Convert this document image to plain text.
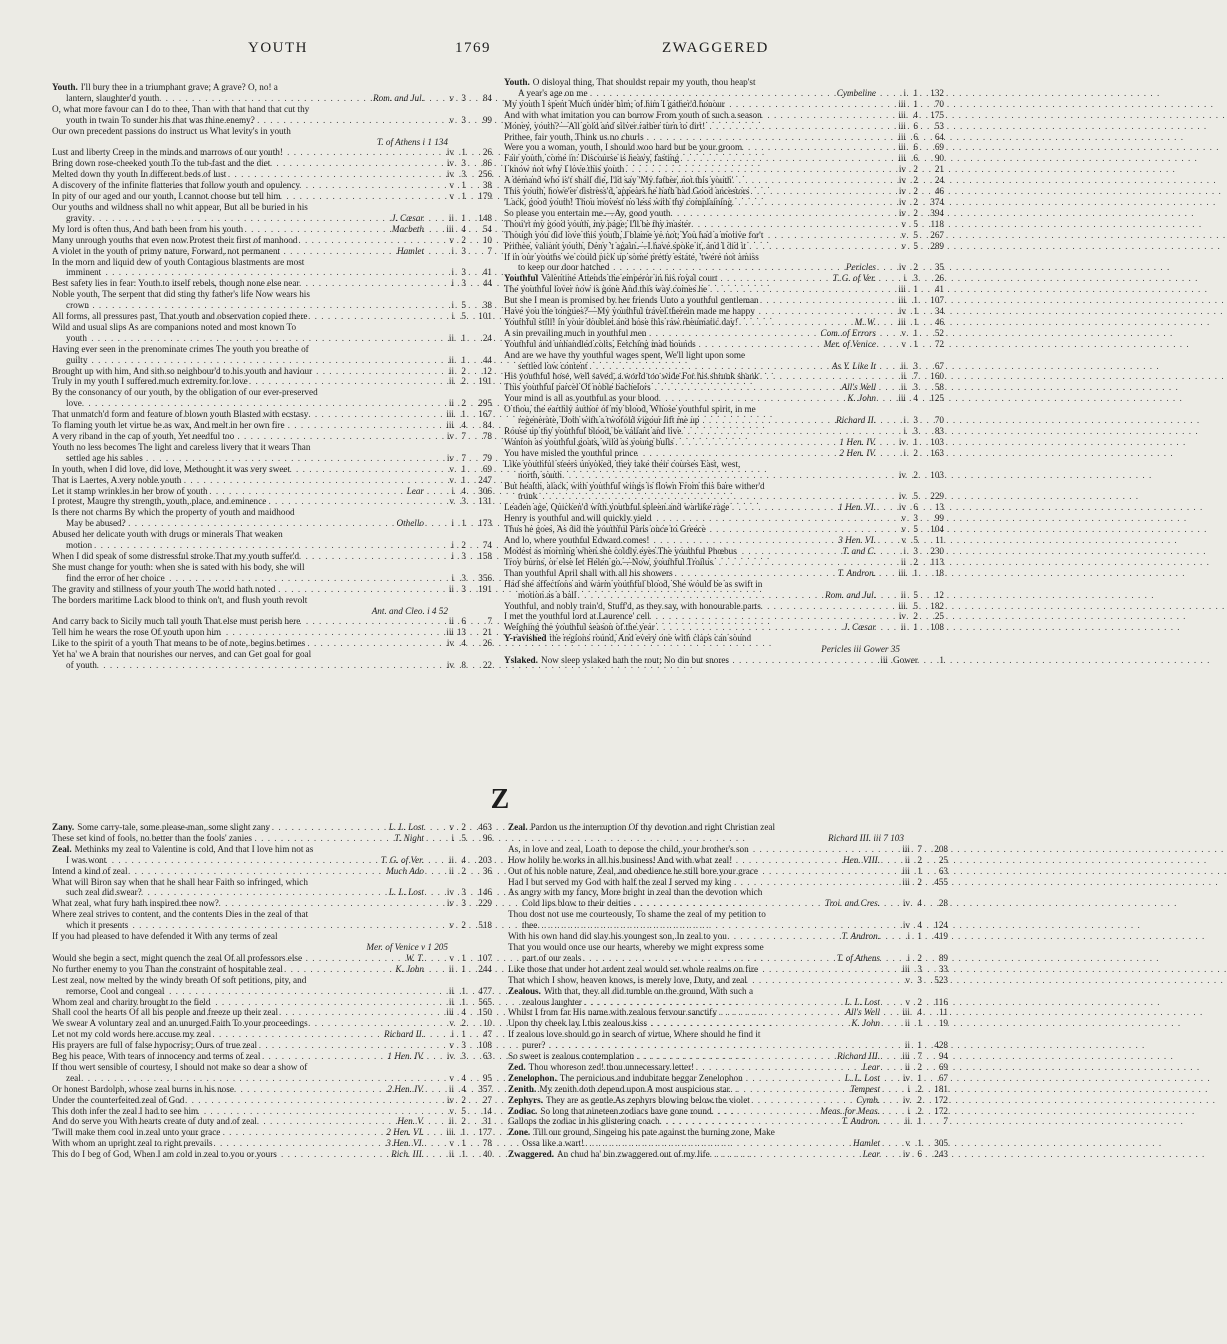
YOUTH	1769	ZWAGGERED
Youth. I'll bury thee in a triumphant grave; A grave? O, no! a
lantern, slaughter'd youth . . .	Rom. and Jul.	v 3	84
O, what more favour can I do to thee, Than with that hand that cut thy
youth in twain To sunder his that was thine enemy? . . .	v 3	99
Our own precedent passions do instruct us What levity's in youth
T. of Athens i 1 134
Lust and liberty Creep in the minds and marrows of our youth! . . .	iv 1	26
Bring down rose-cheeked youth To the tub-fast and the diet . . .	iv 3	86
Melted down thy youth In different beds of lust . . .	iv 3	256
A discovery of the infinite flatteries that follow youth and opulency . . .	v 1	38
In pity of our aged and our youth, I cannot choose but tell him . . .	v 1	179
Our youths and wildness shall no whit appear, But all be buried in his
gravity . . .	J. Cæsar	ii 1	148
My lord is often thus, And hath been from his youth . . .	Macbeth	iii 4	54
Many unrough youths that even now Protest their first of manhood . . .	v 2	10
A violet in the youth of primy nature, Forward, not permanent . . .	Hamlet	i 3	7
In the morn and liquid dew of youth Contagious blastments are most
imminent . . .	i 3	41
Best safety lies in fear: Youth to itself rebels, though none else near . . .	i 3	44
Noble youth, The serpent that did sting thy father's life Now wears his
crown . . .	i 5	38
All forms, all pressures past, That youth and observation copied there . . .	i 5	101
Wild and usual slips As are companions noted and most known To
youth . . .	ii 1	24
Having ever seen in the prenominate crimes The youth you breathe of
guilty . . .	ii 1	44
Brought up with him, And sith so neighbour'd to his youth and haviour . . .	ii 2	12
Truly in my youth I suffered much extremity for love . . .	ii 2	191
By the consonancy of our youth, by the obligation of our ever-preserved
love . . .	ii 2	295
That unmatch'd form and feature of blown youth Blasted with ecstasy . . .	iii 1	167
To flaming youth let virtue be as wax, And melt in her own fire . . .	iii 4	84
A very riband in the cap of youth, Yet needful too . . .	iv 7	78
Youth no less becomes The light and careless livery that it wears Than
settled age his sables . . .	iv 7	79
In youth, when I did love, did love, Methought it was very sweet . . .	v 1	69
That is Laertes, A very noble youth . . .	v 1	247
Let it stamp wrinkles in her brow of youth . . .	Lear	i 4	306
I protest, Maugre thy strength, youth, place, and eminence . . .	v 3	131
Is there not charms By which the property of youth and maidhood
May be abused? . . .	Othello	i 1	173
Abused her delicate youth with drugs or minerals That weaken
motion . . .	i 2	74
When I did speak of some distressful stroke That my youth suffer'd . . .	i 3	158
She must change for youth: when she is sated with his body, she will
find the error of her choice . . .	i 3	356
The gravity and stillness of your youth The world hath noted . . .	ii 3	191
The borders maritime Lack blood to think on't, and flush youth revolt
Ant. and Cleo. i 4 52
And carry back to Sicily much tall youth That else must perish here . . .	ii 6	7
Tell him he wears the rose Of youth upon him . . .	iii 13	21
Like to the spirit of a youth That means to be of note, begins betimes . . .	iv 4	26
Yet ha' we A brain that nourishes our nerves, and can Get goal for goal
of youth . . .	iv 8	22
Youth. O disloyal thing, That shouldst repair my youth, thou heap'st
A year's age on me . . .	Cymbeline	i 1	132
My youth I spent Much under him; of him I gather'd honour . . .	iii 1	70
And with what imitation you can borrow From youth of such a season . . .	iii 4	175
Money, youth?—All gold and silver rather turn to dirt! . . .	iii 6	53
Prithee, fair youth, Think us no churls . . .	iii 6	64
Were you a woman, youth, I should woo hard but be your groom . . .	iii 6	69
Fair youth, come in: Discourse is heavy, fasting . . .	iii 6	90
I know not why I love this youth . . .	iv 2	21
A demand who is't shall die, I'ld say 'My father, not this youth' . . .	iv 2	24
This youth, howe'er distress'd, appears he hath had Good ancestors . . .	iv 2	46
'Lack, good youth! Thou movest no less with thy complaining . . .	iv 2	374
So please you entertain me.—Ay, good youth . . .	iv 2	394
Thou'rt my good youth, my page; I'll be thy master . . .	v 5	118
Though you did love this youth, I blame ye not; You had a motive for't . . .	v 5	267
Prithee, valiant youth, Deny 't again.—I have spoke it, and I did it . . .	v 5	289
If in our youths we could pick up some pretty estate, 'twere not amiss
to keep our door hatched . . .	Pericles	iv 2	35
Youthful Valentine Attends the emperor in his royal court . . .	T. G. of Ver.	i 3	26
The youthful lover now is gone And this way comes he . . .	iii 1	41
But she I mean is promised by her friends Unto a youthful gentleman . . .	iii 1	107
Have you the tongues?—My youthful travel therein made me happy . . .	iv 1	34
Youthful still! in your doublet and hose this raw rheumatic day! . . .	M. W.	iii 1	46
A sin prevailing much in youthful men . . .	Com. of Errors	v 1	52
Youthful and unhandled colts, Fetching mad bounds . . .	Mer. of Venice	v 1	72
And are we have thy youthful wages spent, We'll light upon some
settled low content . . .	As Y. Like It	ii 3	67
His youthful hose, well saved, a world too wide For his shrunk shank . . .	ii 7	160
This youthful parcel Of noble bachelors . . .	All's Well	ii 3	58
Your mind is all as youthful as your blood . . .	K. John	iii 4	125
O thou, the earthly author of my blood, Whose youthful spirit, in me
regenerate, Doth with a twofold vigour lift me up . . .	Richard II.	i 3	70
Rouse up thy youthful blood, be valiant and live . . .	i 3	83
Wanton as youthful goats, wild as young bulls . . .	1 Hen. IV.	iv 1	103
You have misled the youthful prince . . .	2 Hen. IV.	i 2	163
Like youthful steers unyoked, they take their courses East, west,
north, south . . .	iv 2	103
But health, alack, with youthful wings is flown From this bare wither'd
trunk . . .	iv 5	229
Leaden age, Quicken'd with youthful spleen and warlike rage . . .	1 Hen. VI.	iv 6	13
Henry is youthful and will quickly yield . . .	v 3	99
Thus he goes, As did the youthful Paris once to Greece . . .	v 5	104
And lo, where youthful Edward comes! . . .	3 Hen. VI.	v 5	11
Modest as morning when she coldly eyes The youthful Phœbus . . .	T. and C.	i 3	230
Troy burns, or else let Helen go.—Now, youthful Troilus . . .	ii 2	113
Than youthful April shall with all his showers . . .	T. Andron.	iii 1	18
Had she affections and warm youthful blood, She would be as swift in
motion as a ball . . .	Rom. and Jul.	ii 5	12
Youthful, and nobly train'd, Stuff'd, as they say, with honourable parts . . .	iii 5	182
I met the youthful lord at Laurence' cell . . .	iv 2	25
Weighing the youthful season of the year . . .	J. Cæsar	ii 1	108
Y-ravished the regions round, And every one with claps can sound
Pericles iii Gower 35
Yslaked. Now sleep yslaked hath the rout; No din but snores . . .	iii Gower	1
Z
Zany. Some carry-tale, some please-man, some slight zany . . .	L. L. Lost	v 2	463
These set kind of fools, no better than the fools' zanies . . .	T. Night	i 5	96
Zeal. Methinks my zeal to Valentine is cold, And that I love him not as
I was wont . . .	T. G. of Ver.	ii 4	203
Intend a kind of zeal . . .	Much Ado	ii 2	36
What will Biron say when that he shall hear Faith so infringed, which
such zeal did swear? . . .	L. L. Lost	iv 3	146
What zeal, what fury hath inspired thee now? . . .	iv 3	229
Where zeal strives to content, and the contents Dies in the zeal of that
which it presents . . .	v 2	518
If you had pleased to have defended it With any terms of zeal
Mer. of Venice v 1 205
Would she begin a sect, might quench the zeal Of all professors else . . .	W. T.	v 1	107
No further enemy to you Than the constraint of hospitable zeal . . .	K. John	ii 1	244
Lest zeal, now melted by the windy breath Of soft petitions, pity, and
remorse, Cool and congeal . . .	ii 1	477
Whom zeal and charity brought to the field . . .	ii 1	565
Shall cool the hearts Of all his people and freeze up their zeal . . .	iii 4	150
We swear A voluntary zeal and an unurged Faith To your proceedings . . .	v 2	10
Let not my cold words here accuse my zeal . . .	Richard II.	i 1	47
His prayers are full of false hypocrisy; Ours of true zeal . . .	v 3	108
Beg his peace, With tears of innocency and terms of zeal . . .	1 Hen. IV.	iv 3	63
If thou wert sensible of courtesy, I should not make so dear a show of
zeal . . .	v 4	95
Or honest Bardolph, whose zeal burns in his nose . . .	2 Hen. IV.	ii 4	357
Under the counterfeited zeal of God . . .	iv 2	27
This doth infer the zeal I had to see him . . .	v 5	14
And do serve you With hearts create of duty and of zeal . . .	Hen. V.	ii 2	31
'Twill make them cool in zeal unto your grace . . .	2 Hen. VI.	iii 1	177
With whom an upright zeal to right prevails . . .	3 Hen. VI.	v 1	78
This do I beg of God, When I am cold in zeal to you or yours . . .	Rich. III.	ii 1	40
Zeal. Pardon us the interruption Of thy devotion and right Christian zeal
Richard III. iii 7 103
As, in love and zeal, Loath to depose the child, your brother's son . . .	iii 7	208
How holily he works in all his business! And with what zeal! . . .	Hen. VIII.	ii 2	25
Out of his noble nature, Zeal, and obedience he still bore your grace . . .	iii 1	63
Had I but served my God with half the zeal I served my king . . .	iii 2	455
As angry with my fancy, More bright in zeal than the devotion which
Cold lips blow to their deities . . .	Troi. and Cres.	iv 4	28
Thou dost not use me courteously, To shame the zeal of my petition to
thee . . .	iv 4	124
With his own hand did slay his youngest son, In zeal to you . . .	T. Andron.	i 1	419
That you would once use our hearts, whereby we might express some
part of our zeals . . .	T. of Athens	i 2	89
Like those that under hot ardent zeal would set whole realms on fire . . .	iii 3	33
That which I show, heaven knows, is merely love, Duty, and zeal . . .	v 3	523
Zealous. With that, they all did tumble on the ground, With such a
zealous laughter . . .	L. L. Lost	v 2	116
Whilst I from far His name with zealous fervour sanctify . . .	All's Well	iii 4	11
Upon thy cheek lay I this zealous kiss . . .	K. John	ii 1	19
If zealous love should go in search of virtue, Where should he find it
purer? . . .	ii 1	428
So sweet is zealous contemplation . . .	Richard III.	iii 7	94
Zed. Thou whoreson zed! thou unnecessary letter! . . .	Lear	ii 2	69
Zenelophon. The pernicious and indubitate beggar Zenelophon . . .	L. L. Lost	iv 1	67
Zenith. My zenith doth depend upon A most auspicious star . . .	Tempest	i 2	181
Zephyrs. They are as gentle As zephyrs blowing below the violet . . .	Cymb.	iv 2	172
Zodiac. So long that nineteen zodiacs have gone round . . .	Meas. for Meas.	i 2	172
Gallops the zodiac in his glistering coach . . .	T. Andron.	ii 1	7
Zone. Till our ground, Singeing his pate against the burning zone, Make
Ossa like a wart! . . .	Hamlet	v 1	305
Zwaggered. An chud ha' bin zwaggered out of my life . . .	Lear	iv 6	243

====

Collect each line of the entries that has the word "nature", copying it in full.

Final answer -
A violet in the youth of primy nature, Forward, not permanent . . .	Hamlet	i 3	7
Out of his noble nature, Zeal, and obedience he still bore your grace . . .	iii 1	63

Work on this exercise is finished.